**What you need to do:**
Extract all data as written.

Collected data
════════
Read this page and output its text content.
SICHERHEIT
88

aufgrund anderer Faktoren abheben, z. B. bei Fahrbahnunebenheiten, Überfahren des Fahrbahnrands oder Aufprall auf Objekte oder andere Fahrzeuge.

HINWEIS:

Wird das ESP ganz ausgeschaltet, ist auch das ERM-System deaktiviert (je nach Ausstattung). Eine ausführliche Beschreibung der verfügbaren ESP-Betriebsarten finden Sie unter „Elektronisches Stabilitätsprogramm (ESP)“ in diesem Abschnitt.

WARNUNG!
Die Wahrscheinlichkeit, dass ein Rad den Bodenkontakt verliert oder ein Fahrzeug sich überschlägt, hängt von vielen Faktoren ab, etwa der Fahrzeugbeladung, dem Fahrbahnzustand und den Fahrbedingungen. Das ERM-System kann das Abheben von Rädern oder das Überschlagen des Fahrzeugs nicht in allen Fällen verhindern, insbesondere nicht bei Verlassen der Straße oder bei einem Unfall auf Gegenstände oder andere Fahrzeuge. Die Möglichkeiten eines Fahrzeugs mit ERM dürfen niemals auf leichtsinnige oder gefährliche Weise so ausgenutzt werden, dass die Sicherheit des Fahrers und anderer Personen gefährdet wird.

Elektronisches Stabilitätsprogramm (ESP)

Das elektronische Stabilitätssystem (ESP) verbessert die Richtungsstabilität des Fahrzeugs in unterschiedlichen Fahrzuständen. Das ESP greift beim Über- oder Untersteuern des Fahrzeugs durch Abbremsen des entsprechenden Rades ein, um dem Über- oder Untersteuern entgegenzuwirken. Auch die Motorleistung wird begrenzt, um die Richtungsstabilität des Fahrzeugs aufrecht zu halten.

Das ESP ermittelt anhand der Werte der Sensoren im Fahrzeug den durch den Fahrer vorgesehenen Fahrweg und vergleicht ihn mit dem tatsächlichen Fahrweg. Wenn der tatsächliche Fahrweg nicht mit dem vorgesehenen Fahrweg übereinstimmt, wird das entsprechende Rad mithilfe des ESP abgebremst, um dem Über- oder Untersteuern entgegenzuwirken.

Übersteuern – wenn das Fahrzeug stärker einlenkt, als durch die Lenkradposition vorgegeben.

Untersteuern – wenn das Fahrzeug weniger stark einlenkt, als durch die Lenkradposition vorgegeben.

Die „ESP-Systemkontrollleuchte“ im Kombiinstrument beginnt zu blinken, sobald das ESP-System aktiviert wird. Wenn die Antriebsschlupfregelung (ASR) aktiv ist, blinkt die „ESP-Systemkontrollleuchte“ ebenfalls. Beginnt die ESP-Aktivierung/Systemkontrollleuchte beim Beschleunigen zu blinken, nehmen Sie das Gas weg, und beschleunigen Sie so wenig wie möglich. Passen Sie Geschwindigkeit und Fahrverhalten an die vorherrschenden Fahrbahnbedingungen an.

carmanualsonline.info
════════
**Written reply:**
Read this page and output its text content.
SICHERHEIT
88

aufgrund anderer Faktoren abheben, z. B. bei Fahrbahnunebenheiten, Überfahren des Fahrbahnrands oder Aufprall auf Objekte oder andere Fahrzeuge.

HINWEIS:

Wird das ESP ganz ausgeschaltet, ist auch das ERM-System deaktiviert (je nach Ausstattung). Eine ausführliche Beschreibung der verfügbaren ESP-Betriebsarten finden Sie unter „Elektronisches Stabilitätsprogramm (ESP)“ in diesem Abschnitt.

WARNUNG!
Die Wahrscheinlichkeit, dass ein Rad den Bodenkontakt verliert oder ein Fahrzeug sich überschlägt, hängt von vielen Faktoren ab, etwa der Fahrzeugbeladung, dem Fahrbahnzustand und den Fahrbedingungen. Das ERM-System kann das Abheben von Rädern oder das Überschlagen des Fahrzeugs nicht in allen Fällen verhindern, insbesondere nicht bei Verlassen der Straße oder bei einem Unfall auf Gegenstände oder andere Fahrzeuge. Die Möglichkeiten eines Fahrzeugs mit ERM dürfen niemals auf leichtsinnige oder gefährliche Weise so ausgenutzt werden, dass die Sicherheit des Fahrers und anderer Personen gefährdet wird.

Elektronisches Stabilitätsprogramm (ESP)

Das elektronische Stabilitätssystem (ESP) verbessert die Richtungsstabilität des Fahrzeugs in unterschiedlichen Fahrzuständen. Das ESP greift beim Über- oder Untersteuern des Fahrzeugs durch Abbremsen des entsprechenden Rades ein, um dem Über- oder Untersteuern entgegenzuwirken. Auch die Motorleistung wird begrenzt, um die Richtungsstabilität des Fahrzeugs aufrecht zu halten.

Das ESP ermittelt anhand der Werte der Sensoren im Fahrzeug den durch den Fahrer vorgesehenen Fahrweg und vergleicht ihn mit dem tatsächlichen Fahrweg. Wenn der tatsächliche Fahrweg nicht mit dem vorgesehenen Fahrweg übereinstimmt, wird das entsprechende Rad mithilfe des ESP abgebremst, um dem Über- oder Untersteuern entgegenzuwirken.

Übersteuern – wenn das Fahrzeug stärker einlenkt, als durch die Lenkradposition vorgegeben.

Untersteuern – wenn das Fahrzeug weniger stark einlenkt, als durch die Lenkradposition vorgegeben.

Die „ESP-Systemkontrollleuchte“ im Kombiinstrument beginnt zu blinken, sobald das ESP-System aktiviert wird. Wenn die Antriebsschlupfregelung (ASR) aktiv ist, blinkt die „ESP-Systemkontrollleuchte“ ebenfalls. Beginnt die ESP-Aktivierung/Systemkontrollleuchte beim Beschleunigen zu blinken, nehmen Sie das Gas weg, und beschleunigen Sie so wenig wie möglich. Passen Sie Geschwindigkeit und Fahrverhalten an die vorherrschenden Fahrbahnbedingungen an.

carmanualsonline.info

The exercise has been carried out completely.